A run of records:
===============

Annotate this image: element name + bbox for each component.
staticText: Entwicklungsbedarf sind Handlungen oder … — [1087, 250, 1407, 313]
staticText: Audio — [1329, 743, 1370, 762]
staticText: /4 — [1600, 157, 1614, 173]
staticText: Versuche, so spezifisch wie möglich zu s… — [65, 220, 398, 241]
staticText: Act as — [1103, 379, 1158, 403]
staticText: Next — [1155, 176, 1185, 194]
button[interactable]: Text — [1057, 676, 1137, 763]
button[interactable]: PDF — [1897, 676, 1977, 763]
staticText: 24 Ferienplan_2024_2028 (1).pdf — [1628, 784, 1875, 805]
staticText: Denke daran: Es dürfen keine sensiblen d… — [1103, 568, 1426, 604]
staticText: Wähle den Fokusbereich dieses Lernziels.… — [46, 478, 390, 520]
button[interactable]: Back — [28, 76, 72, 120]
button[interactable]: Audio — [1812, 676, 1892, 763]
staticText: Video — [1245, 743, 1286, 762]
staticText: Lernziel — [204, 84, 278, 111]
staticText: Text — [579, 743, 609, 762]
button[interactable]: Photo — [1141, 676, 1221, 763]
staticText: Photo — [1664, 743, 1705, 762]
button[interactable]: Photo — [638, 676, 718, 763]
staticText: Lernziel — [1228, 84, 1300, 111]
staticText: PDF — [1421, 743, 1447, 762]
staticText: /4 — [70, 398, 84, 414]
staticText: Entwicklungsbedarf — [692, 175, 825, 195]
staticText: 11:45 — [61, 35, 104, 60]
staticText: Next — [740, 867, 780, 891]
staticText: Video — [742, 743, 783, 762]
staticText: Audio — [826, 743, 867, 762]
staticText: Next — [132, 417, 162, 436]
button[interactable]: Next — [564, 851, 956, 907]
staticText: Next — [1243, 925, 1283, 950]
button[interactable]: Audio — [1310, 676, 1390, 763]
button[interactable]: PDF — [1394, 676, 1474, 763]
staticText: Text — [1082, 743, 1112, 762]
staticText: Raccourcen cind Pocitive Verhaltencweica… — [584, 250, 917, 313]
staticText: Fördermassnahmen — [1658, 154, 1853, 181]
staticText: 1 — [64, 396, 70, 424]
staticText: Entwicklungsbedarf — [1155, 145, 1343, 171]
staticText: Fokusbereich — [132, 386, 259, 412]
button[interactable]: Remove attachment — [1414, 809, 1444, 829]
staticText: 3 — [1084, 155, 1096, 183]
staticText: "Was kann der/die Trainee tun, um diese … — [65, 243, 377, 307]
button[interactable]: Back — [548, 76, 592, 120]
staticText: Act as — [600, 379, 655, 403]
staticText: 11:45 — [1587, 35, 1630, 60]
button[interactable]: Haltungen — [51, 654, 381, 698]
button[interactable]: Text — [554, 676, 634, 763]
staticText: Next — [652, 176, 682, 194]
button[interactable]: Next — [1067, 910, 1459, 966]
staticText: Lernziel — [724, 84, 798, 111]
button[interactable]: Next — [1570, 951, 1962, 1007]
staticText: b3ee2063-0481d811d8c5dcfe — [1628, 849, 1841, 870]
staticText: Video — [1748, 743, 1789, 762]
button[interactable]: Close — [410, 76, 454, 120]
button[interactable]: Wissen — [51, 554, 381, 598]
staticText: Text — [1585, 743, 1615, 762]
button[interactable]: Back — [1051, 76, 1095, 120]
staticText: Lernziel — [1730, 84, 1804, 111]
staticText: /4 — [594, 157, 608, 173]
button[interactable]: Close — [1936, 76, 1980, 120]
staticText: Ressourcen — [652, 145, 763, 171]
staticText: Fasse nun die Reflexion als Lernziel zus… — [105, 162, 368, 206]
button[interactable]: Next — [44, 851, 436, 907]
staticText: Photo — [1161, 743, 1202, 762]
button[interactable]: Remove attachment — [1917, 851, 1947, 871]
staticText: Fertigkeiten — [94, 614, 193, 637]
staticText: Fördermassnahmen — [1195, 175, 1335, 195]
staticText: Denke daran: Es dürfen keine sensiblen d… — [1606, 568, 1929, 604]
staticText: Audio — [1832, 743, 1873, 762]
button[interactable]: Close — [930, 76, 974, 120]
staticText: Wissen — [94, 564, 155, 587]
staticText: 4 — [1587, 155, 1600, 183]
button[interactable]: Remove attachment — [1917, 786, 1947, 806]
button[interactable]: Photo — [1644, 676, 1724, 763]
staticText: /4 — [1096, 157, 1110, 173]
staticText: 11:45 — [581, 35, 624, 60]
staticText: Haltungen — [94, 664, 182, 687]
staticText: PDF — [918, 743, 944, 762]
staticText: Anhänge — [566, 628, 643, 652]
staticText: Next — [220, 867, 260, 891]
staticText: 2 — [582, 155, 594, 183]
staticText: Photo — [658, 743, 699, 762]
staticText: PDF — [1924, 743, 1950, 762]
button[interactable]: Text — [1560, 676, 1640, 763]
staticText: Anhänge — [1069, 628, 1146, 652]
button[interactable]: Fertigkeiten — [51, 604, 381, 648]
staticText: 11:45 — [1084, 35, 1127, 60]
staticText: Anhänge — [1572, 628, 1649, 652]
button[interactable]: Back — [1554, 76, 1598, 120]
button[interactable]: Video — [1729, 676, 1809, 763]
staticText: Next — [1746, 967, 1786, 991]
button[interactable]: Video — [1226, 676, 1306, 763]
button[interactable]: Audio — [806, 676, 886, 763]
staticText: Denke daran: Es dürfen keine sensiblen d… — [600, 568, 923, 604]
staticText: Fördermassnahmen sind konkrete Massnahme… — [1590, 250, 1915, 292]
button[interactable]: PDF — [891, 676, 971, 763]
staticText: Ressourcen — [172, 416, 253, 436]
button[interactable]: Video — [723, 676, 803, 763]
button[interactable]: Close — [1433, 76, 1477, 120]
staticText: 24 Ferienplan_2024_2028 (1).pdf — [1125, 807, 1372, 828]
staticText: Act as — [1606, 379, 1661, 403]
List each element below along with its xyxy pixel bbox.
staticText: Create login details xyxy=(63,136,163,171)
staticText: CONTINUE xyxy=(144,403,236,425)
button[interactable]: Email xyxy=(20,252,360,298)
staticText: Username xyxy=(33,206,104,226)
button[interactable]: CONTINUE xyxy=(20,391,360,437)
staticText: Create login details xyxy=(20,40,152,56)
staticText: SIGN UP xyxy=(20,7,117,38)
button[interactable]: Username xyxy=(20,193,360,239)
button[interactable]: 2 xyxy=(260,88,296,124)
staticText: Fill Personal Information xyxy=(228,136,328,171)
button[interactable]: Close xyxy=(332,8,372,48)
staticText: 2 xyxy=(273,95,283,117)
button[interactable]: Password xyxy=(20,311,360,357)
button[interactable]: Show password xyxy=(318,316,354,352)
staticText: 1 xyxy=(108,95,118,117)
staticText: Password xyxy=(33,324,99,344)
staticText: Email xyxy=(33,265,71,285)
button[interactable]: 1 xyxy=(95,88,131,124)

===============

* **DIRECTIONS**
Update the material from its start to the line with "button[interactable]: Audio — [1310, 676, 1390, 763]", replacing each "Audio" with "Sound" and leaving everything else as it is. Give back only those lines.

* **IN RESPONSE**
Annotate this image: element name + bbox for each component.
staticText: Entwicklungsbedarf sind Handlungen oder … — [1087, 250, 1407, 313]
staticText: Sound — [1329, 743, 1370, 762]
staticText: /4 — [1600, 157, 1614, 173]
staticText: Versuche, so spezifisch wie möglich zu s… — [65, 220, 398, 241]
staticText: Act as — [1103, 379, 1158, 403]
staticText: Next — [1155, 176, 1185, 194]
button[interactable]: Text — [1057, 676, 1137, 763]
button[interactable]: PDF — [1897, 676, 1977, 763]
staticText: 24 Ferienplan_2024_2028 (1).pdf — [1628, 784, 1875, 805]
staticText: Denke daran: Es dürfen keine sensiblen d… — [1103, 568, 1426, 604]
staticText: Wähle den Fokusbereich dieses Lernziels.… — [46, 478, 390, 520]
button[interactable]: Back — [28, 76, 72, 120]
button[interactable]: Sound — [1812, 676, 1892, 763]
staticText: Video — [1245, 743, 1286, 762]
staticText: Lernziel — [204, 84, 278, 111]
staticText: Text — [579, 743, 609, 762]
button[interactable]: Photo — [1141, 676, 1221, 763]
staticText: Photo — [1664, 743, 1705, 762]
button[interactable]: Photo — [638, 676, 718, 763]
staticText: Lernziel — [1228, 84, 1300, 111]
staticText: PDF — [1421, 743, 1447, 762]
staticText: /4 — [70, 398, 84, 414]
staticText: Entwicklungsbedarf — [692, 175, 825, 195]
staticText: 11:45 — [61, 35, 104, 60]
staticText: Next — [740, 867, 780, 891]
staticText: Video — [742, 743, 783, 762]
staticText: Sound — [826, 743, 867, 762]
staticText: Next — [132, 417, 162, 436]
button[interactable]: Next — [564, 851, 956, 907]
staticText: Next — [1243, 925, 1283, 950]
button[interactable]: Sound — [1310, 676, 1390, 763]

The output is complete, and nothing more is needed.